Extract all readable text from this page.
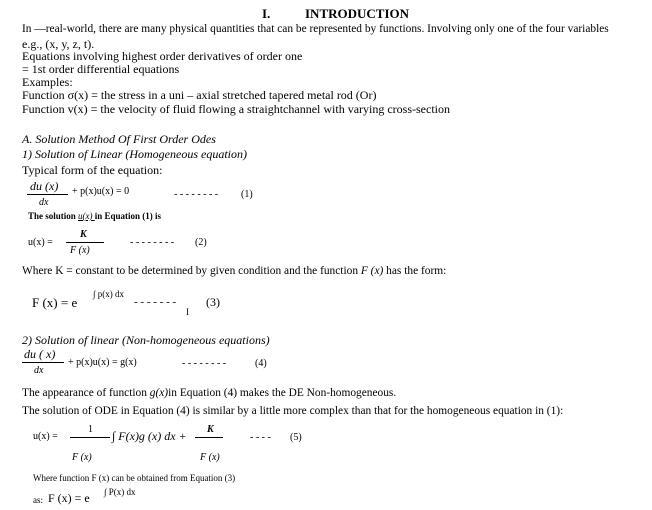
I.	INTRODUCTION
In —real-world, there are many physical quantities that can be represented by functions. Involving only one of the four variables
e.g., (x, y, z, t).
Equations involving highest order derivatives of order one
= 1st order differential equations
Examples:
Function σ(x) = the stress in a uni – axial stretched tapered metal rod (Or)
Function v(x) = the velocity of fluid flowing a straightchannel with varying cross-section
A. Solution Method Of First Order Odes
1) Solution of Linear (Homogeneous equation)
Typical form of the equation:
du (x)
dx
+ p(x)u(x) = 0	- - - - - - - - (1)
The solution u(x) in Equation (1) is
u(x) =
K
F (x)
- - - - - - - - (2)
Where K = constant to be determined by given condition and the function F (x) has the form:
F (x) = e
∫ p(x) dx
- - - - - - - (3)
I
2) Solution of linear (Non-homogeneous equations)
du ( x)
dx
+ p(x)u(x) = g(x)	- - - - - - - -	(4)
The appearance of function g(x)in Equation (4) makes the DE Non-homogeneous.
The solution of ODE in Equation (4) is similar by a little more complex than that for the homogeneous equation in (1):
u(x) =
1 ∫ F(x)g (x) dx + K
F (x)	F (x)
- - - - (5)
Where function F (x) can be obtained from Equation (3)
as: F (x) = e ∫ P(x) dx
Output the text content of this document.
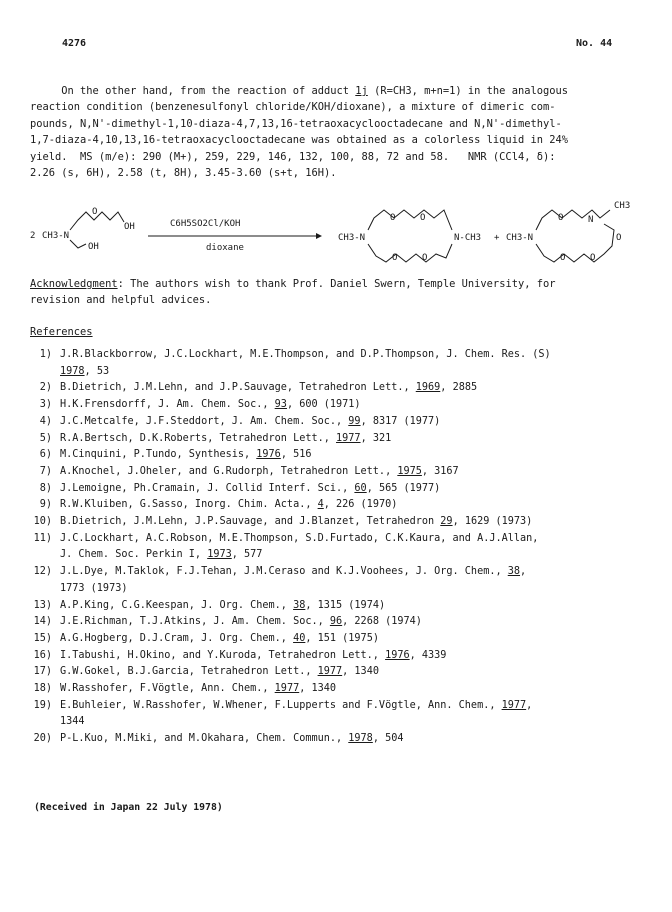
4276	No. 44
On the other hand, from the reaction of adduct 1j (R=CH3, m+n=1) in the analogous
reaction condition (benzenesulfonyl chloride/KOH/dioxane), a mixture of dimeric com-
pounds, N,N'-dimethyl-1,10-diaza-4,7,13,16-tetraoxacyclooctadecane and N,N'-dimethyl-
1,7-diaza-4,10,13,16-tetraoxacyclooctadecane was obtained as a colorless liquid in 24%
yield.  MS (m/e): 290 (M+), 259, 229, 146, 132, 100, 88, 72 and 58.   NMR (CCl4, δ):
2.26 (s, 6H), 2.58 (t, 8H), 3.45-3.60 (s+t, 16H).
2 CH3-N
O
OH
OH
C6H5SO2Cl/KOH
dioxane
CH3-N	N-CH3
O	O
O	O
+ CH3-N
CH3
O	N
O
O	O
Acknowledgment: The authors wish to thank Prof. Daniel Swern, Temple University, for
revision and helpful advices.
References
1) J.R.Blackborrow, J.C.Lockhart, M.E.Thompson, and D.P.Thompson, J. Chem. Res. (S)
1978, 53
2) B.Dietrich, J.M.Lehn, and J.P.Sauvage, Tetrahedron Lett., 1969, 2885
3) H.K.Frensdorff, J. Am. Chem. Soc., 93, 600 (1971)
4) J.C.Metcalfe, J.F.Steddort, J. Am. Chem. Soc., 99, 8317 (1977)
5) R.A.Bertsch, D.K.Roberts, Tetrahedron Lett., 1977, 321
6) M.Cinquini, P.Tundo, Synthesis, 1976, 516
7) A.Knochel, J.Oheler, and G.Rudorph, Tetrahedron Lett., 1975, 3167
8) J.Lemoigne, Ph.Cramain, J. Collid Interf. Sci., 60, 565 (1977)
9) R.W.Kluiben, G.Sasso, Inorg. Chim. Acta., 4, 226 (1970)
10) B.Dietrich, J.M.Lehn, J.P.Sauvage, and J.Blanzet, Tetrahedron 29, 1629 (1973)
11) J.C.Lockhart, A.C.Robson, M.E.Thompson, S.D.Furtado, C.K.Kaura, and A.J.Allan,
J. Chem. Soc. Perkin I, 1973, 577
12) J.L.Dye, M.Taklok, F.J.Tehan, J.M.Ceraso and K.J.Voohees, J. Org. Chem., 38,
1773 (1973)
13) A.P.King, C.G.Keespan, J. Org. Chem., 38, 1315 (1974)
14) J.E.Richman, T.J.Atkins, J. Am. Chem. Soc., 96, 2268 (1974)
15) A.G.Hogberg, D.J.Cram, J. Org. Chem., 40, 151 (1975)
16) I.Tabushi, H.Okino, and Y.Kuroda, Tetrahedron Lett., 1976, 4339
17) G.W.Gokel, B.J.Garcia, Tetrahedron Lett., 1977, 1340
18) W.Rasshofer, F.Vögtle, Ann. Chem., 1977, 1340
19) E.Buhleier, W.Rasshofer, W.Whener, F.Lupperts and F.Vögtle, Ann. Chem., 1977,
1344
20) P-L.Kuo, M.Miki, and M.Okahara, Chem. Commun., 1978, 504
(Received in Japan 22 July 1978)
== == ==
What you have to do | Copy each line in the data that holds the word "Lockhart".

Exercise result |
1) J.R.Blackborrow, J.C.Lockhart, M.E.Thompson, and D.P.Thompson, J. Chem. Res. (S)
11) J.C.Lockhart, A.C.Robson, M.E.Thompson, S.D.Furtado, C.K.Kaura, and A.J.Allan,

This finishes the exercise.